• To be done: Gather up all lines that carry the word "income".

Collected data:
++++++++++

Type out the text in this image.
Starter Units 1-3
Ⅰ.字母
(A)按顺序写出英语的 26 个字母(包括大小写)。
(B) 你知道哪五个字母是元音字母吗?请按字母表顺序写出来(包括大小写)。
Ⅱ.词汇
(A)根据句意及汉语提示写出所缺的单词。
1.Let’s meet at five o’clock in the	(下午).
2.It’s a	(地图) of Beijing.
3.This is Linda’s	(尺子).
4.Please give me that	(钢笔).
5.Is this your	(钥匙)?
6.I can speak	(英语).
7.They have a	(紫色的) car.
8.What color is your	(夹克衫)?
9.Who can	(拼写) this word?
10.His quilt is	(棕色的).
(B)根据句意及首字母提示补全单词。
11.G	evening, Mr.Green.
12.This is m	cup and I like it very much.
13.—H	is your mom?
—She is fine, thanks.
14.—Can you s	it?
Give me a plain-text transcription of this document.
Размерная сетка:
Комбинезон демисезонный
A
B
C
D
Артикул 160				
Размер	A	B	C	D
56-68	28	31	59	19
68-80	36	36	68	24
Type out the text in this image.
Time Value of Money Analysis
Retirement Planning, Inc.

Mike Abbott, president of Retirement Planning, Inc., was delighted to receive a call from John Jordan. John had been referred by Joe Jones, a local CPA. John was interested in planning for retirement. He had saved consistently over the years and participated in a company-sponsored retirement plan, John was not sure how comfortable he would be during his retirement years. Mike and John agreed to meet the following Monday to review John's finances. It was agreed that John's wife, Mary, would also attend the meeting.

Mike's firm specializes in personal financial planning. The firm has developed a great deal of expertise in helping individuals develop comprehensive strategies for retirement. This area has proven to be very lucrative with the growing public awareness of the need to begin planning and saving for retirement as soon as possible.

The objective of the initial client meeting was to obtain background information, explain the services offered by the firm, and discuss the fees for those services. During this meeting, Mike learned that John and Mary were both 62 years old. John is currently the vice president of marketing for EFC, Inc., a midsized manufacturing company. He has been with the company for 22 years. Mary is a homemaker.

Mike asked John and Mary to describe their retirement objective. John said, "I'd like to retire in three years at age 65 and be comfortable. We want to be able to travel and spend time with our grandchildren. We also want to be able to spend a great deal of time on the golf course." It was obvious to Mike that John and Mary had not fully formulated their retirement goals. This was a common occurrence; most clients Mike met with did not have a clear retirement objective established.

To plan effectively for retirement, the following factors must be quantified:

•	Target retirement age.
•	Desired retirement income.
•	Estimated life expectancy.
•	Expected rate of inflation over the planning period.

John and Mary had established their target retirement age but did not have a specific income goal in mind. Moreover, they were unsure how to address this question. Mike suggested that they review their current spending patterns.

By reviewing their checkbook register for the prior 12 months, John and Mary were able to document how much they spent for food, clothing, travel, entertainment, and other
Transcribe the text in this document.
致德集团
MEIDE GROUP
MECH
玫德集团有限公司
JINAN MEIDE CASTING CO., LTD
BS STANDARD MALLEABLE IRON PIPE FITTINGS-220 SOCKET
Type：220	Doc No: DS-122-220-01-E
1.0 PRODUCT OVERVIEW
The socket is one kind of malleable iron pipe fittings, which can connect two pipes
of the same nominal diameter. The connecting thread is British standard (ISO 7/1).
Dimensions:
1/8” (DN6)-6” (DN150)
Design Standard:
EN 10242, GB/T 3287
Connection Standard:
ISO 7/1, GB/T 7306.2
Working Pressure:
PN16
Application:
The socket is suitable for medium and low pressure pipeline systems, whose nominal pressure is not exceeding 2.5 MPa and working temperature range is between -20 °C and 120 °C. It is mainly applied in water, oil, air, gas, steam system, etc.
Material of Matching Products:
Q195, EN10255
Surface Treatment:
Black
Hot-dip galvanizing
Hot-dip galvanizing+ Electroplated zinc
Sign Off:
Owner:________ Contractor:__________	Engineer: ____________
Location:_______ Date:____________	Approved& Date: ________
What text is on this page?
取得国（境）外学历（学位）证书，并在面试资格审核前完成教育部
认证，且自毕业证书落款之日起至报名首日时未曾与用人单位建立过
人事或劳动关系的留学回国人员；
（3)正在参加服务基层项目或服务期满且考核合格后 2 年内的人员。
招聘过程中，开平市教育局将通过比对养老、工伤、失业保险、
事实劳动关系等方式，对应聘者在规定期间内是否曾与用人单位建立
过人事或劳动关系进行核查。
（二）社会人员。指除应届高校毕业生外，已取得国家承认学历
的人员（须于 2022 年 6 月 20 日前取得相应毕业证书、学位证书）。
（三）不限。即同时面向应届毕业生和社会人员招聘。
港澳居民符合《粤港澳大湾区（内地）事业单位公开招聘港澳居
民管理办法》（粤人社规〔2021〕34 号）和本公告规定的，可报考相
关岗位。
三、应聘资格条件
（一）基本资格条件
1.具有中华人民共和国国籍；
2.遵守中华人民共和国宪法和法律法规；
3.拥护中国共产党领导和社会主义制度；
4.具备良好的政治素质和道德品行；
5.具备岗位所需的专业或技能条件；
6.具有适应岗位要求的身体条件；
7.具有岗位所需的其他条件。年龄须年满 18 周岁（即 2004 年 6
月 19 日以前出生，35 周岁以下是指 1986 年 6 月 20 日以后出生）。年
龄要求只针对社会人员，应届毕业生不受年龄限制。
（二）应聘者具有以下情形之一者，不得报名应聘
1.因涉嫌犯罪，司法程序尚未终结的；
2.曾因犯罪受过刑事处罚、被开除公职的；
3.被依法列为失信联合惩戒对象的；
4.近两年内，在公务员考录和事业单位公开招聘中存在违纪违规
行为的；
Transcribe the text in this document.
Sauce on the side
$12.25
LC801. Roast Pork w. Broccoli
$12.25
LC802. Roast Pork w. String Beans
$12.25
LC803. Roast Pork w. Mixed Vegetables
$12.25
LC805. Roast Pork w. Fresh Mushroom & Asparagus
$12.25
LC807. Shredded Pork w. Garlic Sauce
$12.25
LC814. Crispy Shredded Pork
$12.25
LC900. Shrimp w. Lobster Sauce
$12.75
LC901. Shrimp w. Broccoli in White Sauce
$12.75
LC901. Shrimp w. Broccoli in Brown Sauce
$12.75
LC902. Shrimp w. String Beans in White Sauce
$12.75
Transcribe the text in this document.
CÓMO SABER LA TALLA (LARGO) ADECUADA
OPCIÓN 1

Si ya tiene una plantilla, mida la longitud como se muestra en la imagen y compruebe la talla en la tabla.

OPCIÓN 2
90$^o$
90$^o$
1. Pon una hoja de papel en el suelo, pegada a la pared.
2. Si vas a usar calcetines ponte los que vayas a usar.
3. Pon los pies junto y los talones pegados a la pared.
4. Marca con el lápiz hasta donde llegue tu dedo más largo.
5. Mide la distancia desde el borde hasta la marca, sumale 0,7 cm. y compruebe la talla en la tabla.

++++++++++

• Final result:
•	Desired retirement income.
John and Mary had established their target retirement age but did not have a specific income goal in mind. Moreover, they were unsure how to address this question. Mike suggested that they review their current spending patterns.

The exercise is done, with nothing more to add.